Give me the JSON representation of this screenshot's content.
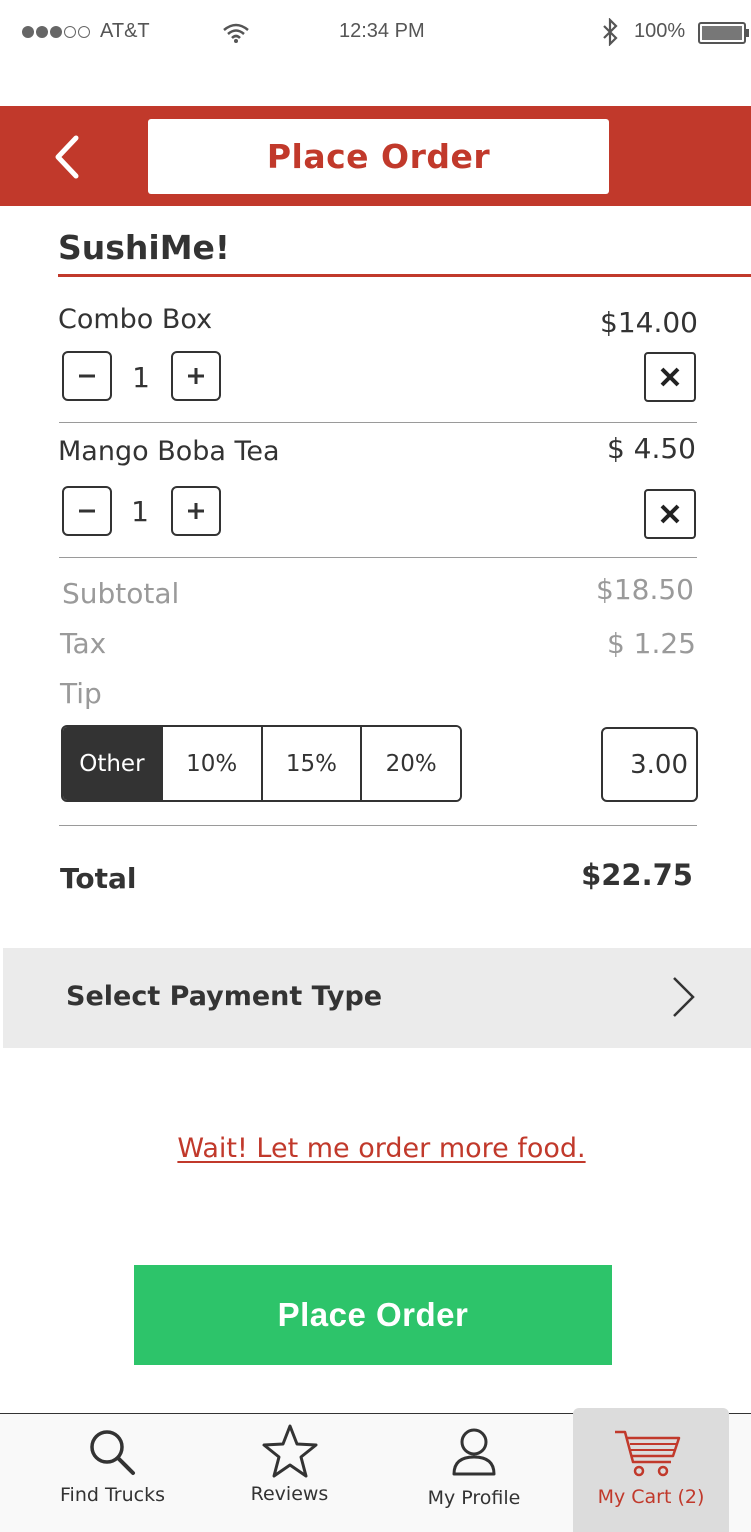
{
  "status_bar": {
    "carrier": "AT&T",
    "time": "12:34 PM",
    "battery": "100%"
  },
  "header": {
    "title": "Place Order"
  },
  "restaurant": {
    "name": "SushiMe!"
  },
  "items": [
    {
      "name": "Combo Box",
      "price": "$14.00",
      "quantity": "1"
    },
    {
      "name": "Mango Boba Tea",
      "price": "$ 4.50",
      "quantity": "1"
    }
  ],
  "summary": {
    "subtotal_label": "Subtotal",
    "subtotal_value": "$18.50",
    "tax_label": "Tax",
    "tax_value": "$ 1.25",
    "tip_label": "Tip",
    "tip_options": [
      "Other",
      "10%",
      "15%",
      "20%"
    ],
    "tip_selected": "Other",
    "tip_amount": "3.00",
    "total_label": "Total",
    "total_value": "$22.75"
  },
  "payment": {
    "label": "Select Payment Type"
  },
  "links": {
    "order_more": "Wait! Let me order more food."
  },
  "actions": {
    "place_order": "Place Order"
  },
  "tabbar": {
    "find_trucks": "Find Trucks",
    "reviews": "Reviews",
    "my_profile": "My Profile",
    "my_cart": "My Cart (2)"
  },
  "colors": {
    "brand_red": "#c1392b",
    "action_green": "#2dc46a",
    "text_dark": "#333333",
    "text_muted": "#9a9a9a"
  },
  "icons": [
    "signal-icon",
    "wifi-icon",
    "bluetooth-icon",
    "battery-icon",
    "back-arrow-icon",
    "minus-icon",
    "plus-icon",
    "close-icon",
    "chevron-right-icon",
    "search-icon",
    "star-icon",
    "user-icon",
    "cart-icon"
  ]
}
= = = = = = =
## [Aim]
Go through the listing above and quote it exactly, apart from its images.

## [Written response]
Give me the JSON representation of this screenshot's content.
{
  "status_bar": {
    "carrier": "AT&T",
    "time": "12:34 PM",
    "battery": "100%"
  },
  "header": {
    "title": "Place Order"
  },
  "restaurant": {
    "name": "SushiMe!"
  },
  "items": [
    {
      "name": "Combo Box",
      "price": "$14.00",
      "quantity": "1"
    },
    {
      "name": "Mango Boba Tea",
      "price": "$ 4.50",
      "quantity": "1"
    }
  ],
  "summary": {
    "subtotal_label": "Subtotal",
    "subtotal_value": "$18.50",
    "tax_label": "Tax",
    "tax_value": "$ 1.25",
    "tip_label": "Tip",
    "tip_options": [
      "Other",
      "10%",
      "15%",
      "20%"
    ],
    "tip_selected": "Other",
    "tip_amount": "3.00",
    "total_label": "Total",
    "total_value": "$22.75"
  },
  "payment": {
    "label": "Select Payment Type"
  },
  "links": {
    "order_more": "Wait! Let me order more food."
  },
  "actions": {
    "place_order": "Place Order"
  },
  "tabbar": {
    "find_trucks": "Find Trucks",
    "reviews": "Reviews",
    "my_profile": "My Profile",
    "my_cart": "My Cart (2)"
  },
  "colors": {
    "brand_red": "#c1392b",
    "action_green": "#2dc46a",
    "text_dark": "#333333",
    "text_muted": "#9a9a9a"
  },
  "icons": [
    "signal-icon",
    "wifi-icon",
    "bluetooth-icon",
    "battery-icon",
    "back-arrow-icon",
    "minus-icon",
    "plus-icon",
    "close-icon",
    "chevron-right-icon",
    "search-icon",
    "star-icon",
    "user-icon",
    "cart-icon"
  ]
}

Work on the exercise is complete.